> Task details: Pick out each line below containing "FETE".
--- start Listed entries ---
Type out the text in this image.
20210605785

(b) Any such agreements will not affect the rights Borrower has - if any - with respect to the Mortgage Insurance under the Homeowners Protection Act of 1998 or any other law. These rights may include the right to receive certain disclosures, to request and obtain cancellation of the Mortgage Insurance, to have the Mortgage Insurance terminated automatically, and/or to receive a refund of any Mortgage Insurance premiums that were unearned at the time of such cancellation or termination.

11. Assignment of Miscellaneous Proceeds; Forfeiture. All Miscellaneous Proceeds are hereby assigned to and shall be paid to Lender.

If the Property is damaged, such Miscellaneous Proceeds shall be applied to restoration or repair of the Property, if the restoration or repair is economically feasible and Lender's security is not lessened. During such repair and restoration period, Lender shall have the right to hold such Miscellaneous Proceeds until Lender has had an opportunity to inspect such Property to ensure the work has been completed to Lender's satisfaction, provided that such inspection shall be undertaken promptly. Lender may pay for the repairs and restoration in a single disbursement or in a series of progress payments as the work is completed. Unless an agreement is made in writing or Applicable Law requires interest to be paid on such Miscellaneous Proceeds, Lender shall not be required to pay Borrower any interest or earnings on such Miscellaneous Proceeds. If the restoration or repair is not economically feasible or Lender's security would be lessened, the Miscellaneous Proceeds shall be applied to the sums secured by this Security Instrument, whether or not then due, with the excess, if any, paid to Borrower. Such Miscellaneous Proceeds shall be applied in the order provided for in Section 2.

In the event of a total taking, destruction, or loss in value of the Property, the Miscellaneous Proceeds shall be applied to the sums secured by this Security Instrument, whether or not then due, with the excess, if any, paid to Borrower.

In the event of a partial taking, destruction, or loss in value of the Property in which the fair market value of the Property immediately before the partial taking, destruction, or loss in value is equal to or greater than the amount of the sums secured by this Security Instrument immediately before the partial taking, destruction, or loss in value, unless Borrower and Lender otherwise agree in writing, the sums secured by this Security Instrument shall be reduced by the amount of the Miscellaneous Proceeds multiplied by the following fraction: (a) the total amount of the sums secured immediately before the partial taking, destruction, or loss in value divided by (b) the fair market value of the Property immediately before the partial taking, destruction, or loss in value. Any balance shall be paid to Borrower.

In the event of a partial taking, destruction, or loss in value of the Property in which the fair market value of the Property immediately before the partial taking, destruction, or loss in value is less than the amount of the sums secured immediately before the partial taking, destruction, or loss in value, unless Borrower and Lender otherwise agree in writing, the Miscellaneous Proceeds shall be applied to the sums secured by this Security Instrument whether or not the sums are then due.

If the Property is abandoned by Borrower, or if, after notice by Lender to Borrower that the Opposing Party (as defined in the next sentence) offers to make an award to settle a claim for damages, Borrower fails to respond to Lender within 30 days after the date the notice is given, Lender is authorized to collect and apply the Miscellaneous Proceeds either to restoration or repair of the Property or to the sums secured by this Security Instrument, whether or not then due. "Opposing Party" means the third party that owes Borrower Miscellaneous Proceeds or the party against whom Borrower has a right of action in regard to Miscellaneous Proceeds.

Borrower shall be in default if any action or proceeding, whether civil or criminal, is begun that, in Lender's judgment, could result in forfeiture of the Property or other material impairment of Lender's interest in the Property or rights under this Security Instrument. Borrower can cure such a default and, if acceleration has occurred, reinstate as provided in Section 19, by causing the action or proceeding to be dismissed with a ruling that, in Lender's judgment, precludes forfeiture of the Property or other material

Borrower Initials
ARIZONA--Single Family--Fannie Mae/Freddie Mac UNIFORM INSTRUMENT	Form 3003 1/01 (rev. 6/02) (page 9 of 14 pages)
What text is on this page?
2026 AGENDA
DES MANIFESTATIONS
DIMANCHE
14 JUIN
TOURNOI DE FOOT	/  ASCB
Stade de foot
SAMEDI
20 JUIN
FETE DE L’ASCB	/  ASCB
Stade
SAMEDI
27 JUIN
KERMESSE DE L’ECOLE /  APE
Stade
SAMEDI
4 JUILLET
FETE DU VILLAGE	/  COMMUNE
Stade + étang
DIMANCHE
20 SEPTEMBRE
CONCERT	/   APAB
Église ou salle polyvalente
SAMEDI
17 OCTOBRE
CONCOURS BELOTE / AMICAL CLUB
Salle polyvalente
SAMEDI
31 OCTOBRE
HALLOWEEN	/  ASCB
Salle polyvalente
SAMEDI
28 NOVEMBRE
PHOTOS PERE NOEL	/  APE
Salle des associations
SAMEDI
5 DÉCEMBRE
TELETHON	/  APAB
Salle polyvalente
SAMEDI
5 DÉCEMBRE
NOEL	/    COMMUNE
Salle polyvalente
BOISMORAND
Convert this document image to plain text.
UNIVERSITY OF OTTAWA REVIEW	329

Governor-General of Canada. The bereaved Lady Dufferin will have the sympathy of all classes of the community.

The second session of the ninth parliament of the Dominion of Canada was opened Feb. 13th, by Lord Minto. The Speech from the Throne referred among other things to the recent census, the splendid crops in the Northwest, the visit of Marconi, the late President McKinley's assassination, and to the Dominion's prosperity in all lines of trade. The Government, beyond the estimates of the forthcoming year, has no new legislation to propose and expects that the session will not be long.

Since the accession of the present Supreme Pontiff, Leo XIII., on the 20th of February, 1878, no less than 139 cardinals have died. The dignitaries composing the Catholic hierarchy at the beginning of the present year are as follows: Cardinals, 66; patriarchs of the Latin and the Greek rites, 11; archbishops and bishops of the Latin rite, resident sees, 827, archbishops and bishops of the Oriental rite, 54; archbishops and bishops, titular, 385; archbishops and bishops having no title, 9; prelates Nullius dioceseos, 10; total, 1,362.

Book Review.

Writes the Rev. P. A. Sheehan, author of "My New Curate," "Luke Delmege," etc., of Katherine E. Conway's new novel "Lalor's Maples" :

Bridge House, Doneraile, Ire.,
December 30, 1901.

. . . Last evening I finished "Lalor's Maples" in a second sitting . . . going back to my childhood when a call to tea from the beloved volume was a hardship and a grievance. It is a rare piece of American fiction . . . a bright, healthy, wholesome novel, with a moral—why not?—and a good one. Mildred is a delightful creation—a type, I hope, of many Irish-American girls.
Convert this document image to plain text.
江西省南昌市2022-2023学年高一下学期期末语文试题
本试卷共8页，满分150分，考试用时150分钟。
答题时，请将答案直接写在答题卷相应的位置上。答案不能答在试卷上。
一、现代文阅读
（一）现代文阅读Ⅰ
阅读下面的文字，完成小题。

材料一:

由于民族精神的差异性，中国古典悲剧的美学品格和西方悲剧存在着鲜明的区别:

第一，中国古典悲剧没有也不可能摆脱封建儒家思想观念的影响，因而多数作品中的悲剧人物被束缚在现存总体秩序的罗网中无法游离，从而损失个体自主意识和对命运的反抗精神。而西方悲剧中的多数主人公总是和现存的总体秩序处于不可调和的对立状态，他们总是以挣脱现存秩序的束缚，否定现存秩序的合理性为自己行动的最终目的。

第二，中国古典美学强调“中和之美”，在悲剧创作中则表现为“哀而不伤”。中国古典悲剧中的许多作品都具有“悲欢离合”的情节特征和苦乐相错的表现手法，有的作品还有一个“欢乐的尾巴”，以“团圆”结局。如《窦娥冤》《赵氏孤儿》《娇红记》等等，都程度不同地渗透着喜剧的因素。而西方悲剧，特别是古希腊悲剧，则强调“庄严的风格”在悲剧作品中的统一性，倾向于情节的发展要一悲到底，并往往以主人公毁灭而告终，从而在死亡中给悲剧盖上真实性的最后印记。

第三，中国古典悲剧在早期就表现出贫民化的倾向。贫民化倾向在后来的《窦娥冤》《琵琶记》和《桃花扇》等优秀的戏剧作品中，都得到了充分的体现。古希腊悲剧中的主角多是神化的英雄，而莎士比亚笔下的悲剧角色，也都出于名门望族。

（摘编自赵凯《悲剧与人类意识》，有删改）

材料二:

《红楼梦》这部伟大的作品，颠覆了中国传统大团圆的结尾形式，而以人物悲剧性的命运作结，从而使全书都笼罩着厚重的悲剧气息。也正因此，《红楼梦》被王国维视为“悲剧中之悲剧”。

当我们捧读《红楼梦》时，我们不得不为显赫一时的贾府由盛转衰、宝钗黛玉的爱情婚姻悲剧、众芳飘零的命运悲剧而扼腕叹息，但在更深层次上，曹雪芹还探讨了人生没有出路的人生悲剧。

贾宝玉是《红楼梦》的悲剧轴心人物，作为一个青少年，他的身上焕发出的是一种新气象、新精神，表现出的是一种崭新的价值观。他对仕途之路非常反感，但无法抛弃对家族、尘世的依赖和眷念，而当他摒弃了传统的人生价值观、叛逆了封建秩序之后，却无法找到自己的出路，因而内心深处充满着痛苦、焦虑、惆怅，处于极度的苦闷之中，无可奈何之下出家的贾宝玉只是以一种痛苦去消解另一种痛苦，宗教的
--- end Listed entries ---
> Correct result:
FETE DE L’ASCB	/  ASCB
FETE DU VILLAGE	/  COMMUNE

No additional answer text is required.